Study questions ▸
a. Using the passage on prompt injection, answer these:
(i) What do instructions and data share in a language model?
(ii) In what month and year did Johann Rehberger demonstrate the attack on ChatGPT?
(iii) How did OpenAI first classify his report?
b. Carry on the passage about prompt injection past its last sentence.

Text segment ▸
Prompt injection is not a bug class that will be patched. It is a consequence of how language models process input: instructions and data share the same channel, and the model cannot reliably distinguish between them.

In September 2024, a security researcher named Johann Rehberger demonstrated something that should have made headlines. He crafted a web page that, when summarized by ChatGPT, planted a persistent instruction in the model's long-term memory. From that point forward, every conversation the user had with ChatGPT silently exfiltrated their messages to an external server. The user never clicked anything suspicious. They never approved any action. They simply asked ChatGPT to read a web page.

OpenAI initially closed the report as a "model safety issue" rather than a security vulnerability. They patched it a month later.[3]

This is not an isolated incident. It is the defining vulnerability class of the LLM era, and no major lab has solved it. The problem is architectural, not implementational, and the sooner practitioners internalize that distinction, the sooner they can build systems that survive it.

Dataset content ▸
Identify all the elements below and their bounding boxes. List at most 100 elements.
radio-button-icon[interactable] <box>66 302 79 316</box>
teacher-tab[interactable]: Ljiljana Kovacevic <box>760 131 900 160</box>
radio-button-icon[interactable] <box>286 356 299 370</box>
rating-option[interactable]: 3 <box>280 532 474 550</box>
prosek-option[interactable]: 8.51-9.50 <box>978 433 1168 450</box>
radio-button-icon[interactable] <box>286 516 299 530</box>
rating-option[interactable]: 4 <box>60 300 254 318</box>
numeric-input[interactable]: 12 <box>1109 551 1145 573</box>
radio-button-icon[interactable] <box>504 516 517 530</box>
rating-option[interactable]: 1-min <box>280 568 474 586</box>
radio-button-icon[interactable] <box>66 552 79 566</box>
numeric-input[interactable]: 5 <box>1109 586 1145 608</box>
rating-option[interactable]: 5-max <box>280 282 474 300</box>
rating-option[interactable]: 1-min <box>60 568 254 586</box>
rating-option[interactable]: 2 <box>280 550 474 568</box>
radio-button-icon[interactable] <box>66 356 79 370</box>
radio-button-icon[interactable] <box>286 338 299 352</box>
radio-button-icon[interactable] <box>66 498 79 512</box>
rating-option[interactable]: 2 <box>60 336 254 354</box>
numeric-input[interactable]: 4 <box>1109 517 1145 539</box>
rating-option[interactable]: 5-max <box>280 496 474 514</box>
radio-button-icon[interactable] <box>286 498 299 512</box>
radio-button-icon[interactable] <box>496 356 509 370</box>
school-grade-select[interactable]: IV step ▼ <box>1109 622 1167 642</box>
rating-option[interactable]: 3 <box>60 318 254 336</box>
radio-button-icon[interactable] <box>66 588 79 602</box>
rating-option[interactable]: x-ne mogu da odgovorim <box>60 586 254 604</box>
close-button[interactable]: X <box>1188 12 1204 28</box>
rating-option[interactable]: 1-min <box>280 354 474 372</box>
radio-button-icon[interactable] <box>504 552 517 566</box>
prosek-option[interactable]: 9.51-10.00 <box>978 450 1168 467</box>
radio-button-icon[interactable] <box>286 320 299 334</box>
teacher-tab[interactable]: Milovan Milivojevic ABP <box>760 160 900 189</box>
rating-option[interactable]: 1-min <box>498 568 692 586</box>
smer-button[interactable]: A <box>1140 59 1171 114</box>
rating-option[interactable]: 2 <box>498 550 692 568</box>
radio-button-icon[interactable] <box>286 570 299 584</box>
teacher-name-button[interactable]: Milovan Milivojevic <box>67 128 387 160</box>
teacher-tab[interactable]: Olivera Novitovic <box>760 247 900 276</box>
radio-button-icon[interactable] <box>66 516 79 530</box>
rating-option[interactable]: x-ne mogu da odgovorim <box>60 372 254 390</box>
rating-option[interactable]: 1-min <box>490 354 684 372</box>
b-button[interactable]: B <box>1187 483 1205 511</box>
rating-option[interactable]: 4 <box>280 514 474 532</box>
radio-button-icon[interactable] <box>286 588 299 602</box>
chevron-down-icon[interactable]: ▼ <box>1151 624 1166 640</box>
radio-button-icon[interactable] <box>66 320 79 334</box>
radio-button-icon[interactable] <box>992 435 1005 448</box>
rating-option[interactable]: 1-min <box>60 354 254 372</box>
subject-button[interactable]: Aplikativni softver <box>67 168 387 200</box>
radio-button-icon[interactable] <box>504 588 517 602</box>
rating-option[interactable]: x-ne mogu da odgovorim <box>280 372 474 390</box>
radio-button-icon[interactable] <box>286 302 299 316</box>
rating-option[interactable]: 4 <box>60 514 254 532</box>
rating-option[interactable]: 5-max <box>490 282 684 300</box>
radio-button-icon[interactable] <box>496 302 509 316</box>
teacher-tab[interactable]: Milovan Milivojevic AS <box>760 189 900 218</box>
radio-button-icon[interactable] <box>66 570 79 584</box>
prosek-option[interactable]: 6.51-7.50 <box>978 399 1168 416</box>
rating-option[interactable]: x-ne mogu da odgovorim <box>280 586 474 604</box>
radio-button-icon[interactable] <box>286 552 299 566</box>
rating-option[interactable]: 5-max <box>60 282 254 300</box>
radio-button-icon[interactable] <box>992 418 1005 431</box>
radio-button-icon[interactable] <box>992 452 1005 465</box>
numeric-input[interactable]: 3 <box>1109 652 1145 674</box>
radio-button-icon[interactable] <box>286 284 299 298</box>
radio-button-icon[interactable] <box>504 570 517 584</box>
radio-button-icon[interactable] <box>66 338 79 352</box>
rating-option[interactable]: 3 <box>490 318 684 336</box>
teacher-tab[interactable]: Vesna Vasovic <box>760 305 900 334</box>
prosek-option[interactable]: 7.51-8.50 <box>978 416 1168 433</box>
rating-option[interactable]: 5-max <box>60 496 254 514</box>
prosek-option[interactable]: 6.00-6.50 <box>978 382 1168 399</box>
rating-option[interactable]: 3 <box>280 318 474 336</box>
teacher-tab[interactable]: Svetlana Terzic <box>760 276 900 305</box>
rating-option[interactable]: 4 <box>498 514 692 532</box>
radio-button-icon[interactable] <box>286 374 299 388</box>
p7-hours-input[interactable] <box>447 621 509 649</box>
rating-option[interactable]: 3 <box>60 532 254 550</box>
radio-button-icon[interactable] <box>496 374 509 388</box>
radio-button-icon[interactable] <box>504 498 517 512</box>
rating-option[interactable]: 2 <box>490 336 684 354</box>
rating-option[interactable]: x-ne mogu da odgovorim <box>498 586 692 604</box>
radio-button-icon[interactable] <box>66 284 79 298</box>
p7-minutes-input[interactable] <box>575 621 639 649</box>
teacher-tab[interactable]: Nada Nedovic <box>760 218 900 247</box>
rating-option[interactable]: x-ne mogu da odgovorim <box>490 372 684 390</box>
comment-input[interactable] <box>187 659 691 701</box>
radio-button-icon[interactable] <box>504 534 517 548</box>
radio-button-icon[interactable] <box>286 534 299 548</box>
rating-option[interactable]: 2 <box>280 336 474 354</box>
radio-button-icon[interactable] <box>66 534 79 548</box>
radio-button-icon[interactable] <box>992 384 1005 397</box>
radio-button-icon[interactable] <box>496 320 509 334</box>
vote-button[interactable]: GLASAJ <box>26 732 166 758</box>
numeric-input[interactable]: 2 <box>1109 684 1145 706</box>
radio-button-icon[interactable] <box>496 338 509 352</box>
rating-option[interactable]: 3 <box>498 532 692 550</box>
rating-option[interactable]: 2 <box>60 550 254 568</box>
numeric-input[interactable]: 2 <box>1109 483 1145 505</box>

Responses for each task ▸
a.
(i) They share the same channel.
(ii) September 2024.
(iii) As a "model safety issue" rather than a security vulnerability.

b.
. . .

The Core Problem

SQL injection was solvable because SQL has a clear separation between code and data. Parameterized queries enforce that separation mechanically. The instruction SELECT * FROM users WHERE id = ? and the data 42 travel through different channels. An attacker who supplies 42; DROP TABLE users as data cannot make it execute as code because the database engine never interprets data as instructions.

Language models have no such separation. Every token in the context window is processed through the same attention mechanism. The system prompt, the user message, the retrieved document, the tool output: they are all just text. The model attends to all of it equally when predicting the next token.

The line between data and instructions does not exist inside the model. Every token is fair game for interpretation as a command.

This is not a sloppy implementation. It is the architecture. Transformers process sequences of tokens with self-attention, and nothing in that mechanism distinguishes "this token is an instruction from the developer" from "this token is content from an untrusted source." Role markers like system and user are conventions enforced during training, not architectural guarantees.

The UK's National Cyber Security Centre stated this plainly in December 2025: prompt injection "may never be totally mitigated." Their recommendation was to stop seeking a silver-bullet solution and instead reduce risk through system design.[17]

. . .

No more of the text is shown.